- [Task] Could you transcribe the material below exactly, without leaving out a single line?

----

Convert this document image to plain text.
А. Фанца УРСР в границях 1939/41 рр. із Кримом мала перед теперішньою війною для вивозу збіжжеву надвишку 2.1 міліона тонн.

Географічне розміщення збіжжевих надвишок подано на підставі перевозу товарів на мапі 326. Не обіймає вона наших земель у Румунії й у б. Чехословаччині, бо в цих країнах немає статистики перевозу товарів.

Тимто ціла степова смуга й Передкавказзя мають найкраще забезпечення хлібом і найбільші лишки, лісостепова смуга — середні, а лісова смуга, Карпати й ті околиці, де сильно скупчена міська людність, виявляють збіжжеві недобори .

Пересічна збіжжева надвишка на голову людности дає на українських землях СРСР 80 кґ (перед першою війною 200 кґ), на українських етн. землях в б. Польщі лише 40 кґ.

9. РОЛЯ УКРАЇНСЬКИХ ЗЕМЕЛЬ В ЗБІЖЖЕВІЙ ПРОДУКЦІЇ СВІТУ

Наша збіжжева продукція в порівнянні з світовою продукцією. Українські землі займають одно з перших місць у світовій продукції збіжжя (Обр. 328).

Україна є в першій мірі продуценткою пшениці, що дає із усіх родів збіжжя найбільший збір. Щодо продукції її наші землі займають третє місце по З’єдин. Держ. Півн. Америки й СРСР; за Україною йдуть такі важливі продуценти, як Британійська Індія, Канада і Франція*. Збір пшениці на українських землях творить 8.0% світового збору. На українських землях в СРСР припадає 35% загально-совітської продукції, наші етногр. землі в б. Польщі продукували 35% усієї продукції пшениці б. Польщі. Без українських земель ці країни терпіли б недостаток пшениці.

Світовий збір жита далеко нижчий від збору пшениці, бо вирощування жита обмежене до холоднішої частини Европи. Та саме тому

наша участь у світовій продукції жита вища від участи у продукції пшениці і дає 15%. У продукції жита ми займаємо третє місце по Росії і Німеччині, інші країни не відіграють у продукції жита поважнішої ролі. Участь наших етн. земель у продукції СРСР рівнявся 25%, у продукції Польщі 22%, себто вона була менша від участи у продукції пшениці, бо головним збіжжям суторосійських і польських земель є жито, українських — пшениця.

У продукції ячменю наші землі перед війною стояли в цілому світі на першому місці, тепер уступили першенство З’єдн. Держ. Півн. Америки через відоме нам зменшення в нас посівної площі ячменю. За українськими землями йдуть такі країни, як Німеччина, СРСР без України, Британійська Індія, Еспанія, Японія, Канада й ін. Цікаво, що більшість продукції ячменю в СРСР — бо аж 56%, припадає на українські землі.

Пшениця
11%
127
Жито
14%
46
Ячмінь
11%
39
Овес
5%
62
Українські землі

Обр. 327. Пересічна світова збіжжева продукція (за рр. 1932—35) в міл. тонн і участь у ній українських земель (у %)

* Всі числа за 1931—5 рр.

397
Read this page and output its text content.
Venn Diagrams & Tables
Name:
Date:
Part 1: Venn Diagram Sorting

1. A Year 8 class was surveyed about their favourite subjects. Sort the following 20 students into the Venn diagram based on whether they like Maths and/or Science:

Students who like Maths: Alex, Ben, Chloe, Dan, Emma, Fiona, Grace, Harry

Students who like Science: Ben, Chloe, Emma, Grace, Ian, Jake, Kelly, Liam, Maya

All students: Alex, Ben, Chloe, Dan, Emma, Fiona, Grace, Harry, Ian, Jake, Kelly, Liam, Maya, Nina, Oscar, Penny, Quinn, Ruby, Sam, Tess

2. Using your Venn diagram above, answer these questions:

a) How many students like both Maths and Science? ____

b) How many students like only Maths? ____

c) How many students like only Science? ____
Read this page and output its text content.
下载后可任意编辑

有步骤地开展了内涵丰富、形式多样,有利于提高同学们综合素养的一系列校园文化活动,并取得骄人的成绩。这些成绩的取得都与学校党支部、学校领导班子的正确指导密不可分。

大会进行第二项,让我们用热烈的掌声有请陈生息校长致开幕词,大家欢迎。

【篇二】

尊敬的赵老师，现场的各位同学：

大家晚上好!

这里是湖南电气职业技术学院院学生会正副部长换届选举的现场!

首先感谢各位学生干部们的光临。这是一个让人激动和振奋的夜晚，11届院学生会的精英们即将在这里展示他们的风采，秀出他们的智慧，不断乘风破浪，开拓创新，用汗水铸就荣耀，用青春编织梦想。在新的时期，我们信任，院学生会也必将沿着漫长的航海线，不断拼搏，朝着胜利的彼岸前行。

----

- [Expected answer]
Convert this document image to plain text.
А. Фанца УРСР в границях 1939/41 рр. із Кримом мала перед теперішньою війною для вивозу збіжжеву надвишку 2.1 міліона тонн.

Географічне розміщення збіжжевих надвишок подано на підставі перевозу товарів на мапі 326. Не обіймає вона наших земель у Румунії й у б. Чехословаччині, бо в цих країнах немає статистики перевозу товарів.

Тимто ціла степова смуга й Передкавказзя мають найкраще забезпечення хлібом і найбільші лишки, лісостепова смуга — середні, а лісова смуга, Карпати й ті околиці, де сильно скупчена міська людність, виявляють збіжжеві недобори .

Пересічна збіжжева надвишка на голову людности дає на українських землях СРСР 80 кґ (перед першою війною 200 кґ), на українських етн. землях в б. Польщі лише 40 кґ.

9. РОЛЯ УКРАЇНСЬКИХ ЗЕМЕЛЬ В ЗБІЖЖЕВІЙ ПРОДУКЦІЇ СВІТУ

Наша збіжжева продукція в порівнянні з світовою продукцією. Українські землі займають одно з перших місць у світовій продукції збіжжя (Обр. 328).

Україна є в першій мірі продуценткою пшениці, що дає із усіх родів збіжжя найбільший збір. Щодо продукції її наші землі займають третє місце по З’єдин. Держ. Півн. Америки й СРСР; за Україною йдуть такі важливі продуценти, як Британійська Індія, Канада і Франція*. Збір пшениці на українських землях творить 8.0% світового збору. На українських землях в СРСР припадає 35% загально-совітської продукції, наші етногр. землі в б. Польщі продукували 35% усієї продукції пшениці б. Польщі. Без українських земель ці країни терпіли б недостаток пшениці.

Світовий збір жита далеко нижчий від збору пшениці, бо вирощування жита обмежене до холоднішої частини Европи. Та саме тому

наша участь у світовій продукції жита вища від участи у продукції пшениці і дає 15%. У продукції жита ми займаємо третє місце по Росії і Німеччині, інші країни не відіграють у продукції жита поважнішої ролі. Участь наших етн. земель у продукції СРСР рівнявся 25%, у продукції Польщі 22%, себто вона була менша від участи у продукції пшениці, бо головним збіжжям суторосійських і польських земель є жито, українських — пшениця.

У продукції ячменю наші землі перед війною стояли в цілому світі на першому місці, тепер уступили першенство З’єдн. Держ. Півн. Америки через відоме нам зменшення в нас посівної площі ячменю. За українськими землями йдуть такі країни, як Німеччина, СРСР без України, Британійська Індія, Еспанія, Японія, Канада й ін. Цікаво, що більшість продукції ячменю в СРСР — бо аж 56%, припадає на українські землі.

Пшениця
11%
127
Жито
14%
46
Ячмінь
11%
39
Овес
5%
62
Українські землі

Обр. 327. Пересічна світова збіжжева продукція (за рр. 1932—35) в міл. тонн і участь у ній українських земель (у %)

* Всі числа за 1931—5 рр.

397
Read this page and output its text content.
Venn Diagrams & Tables
Name:
Date:
Part 1: Venn Diagram Sorting

1. A Year 8 class was surveyed about their favourite subjects. Sort the following 20 students into the Venn diagram based on whether they like Maths and/or Science:

Students who like Maths: Alex, Ben, Chloe, Dan, Emma, Fiona, Grace, Harry

Students who like Science: Ben, Chloe, Emma, Grace, Ian, Jake, Kelly, Liam, Maya

All students: Alex, Ben, Chloe, Dan, Emma, Fiona, Grace, Harry, Ian, Jake, Kelly, Liam, Maya, Nina, Oscar, Penny, Quinn, Ruby, Sam, Tess

2. Using your Venn diagram above, answer these questions:

a) How many students like both Maths and Science? ____

b) How many students like only Maths? ____

c) How many students like only Science? ____
Read this page and output its text content.
下载后可任意编辑

有步骤地开展了内涵丰富、形式多样,有利于提高同学们综合素养的一系列校园文化活动,并取得骄人的成绩。这些成绩的取得都与学校党支部、学校领导班子的正确指导密不可分。

大会进行第二项,让我们用热烈的掌声有请陈生息校长致开幕词,大家欢迎。

【篇二】

尊敬的赵老师，现场的各位同学：

大家晚上好!

这里是湖南电气职业技术学院院学生会正副部长换届选举的现场!

首先感谢各位学生干部们的光临。这是一个让人激动和振奋的夜晚，11届院学生会的精英们即将在这里展示他们的风采，秀出他们的智慧，不断乘风破浪，开拓创新，用汗水铸就荣耀，用青春编织梦想。在新的时期，我们信任，院学生会也必将沿着漫长的航海线，不断拼搏，朝着胜利的彼岸前行。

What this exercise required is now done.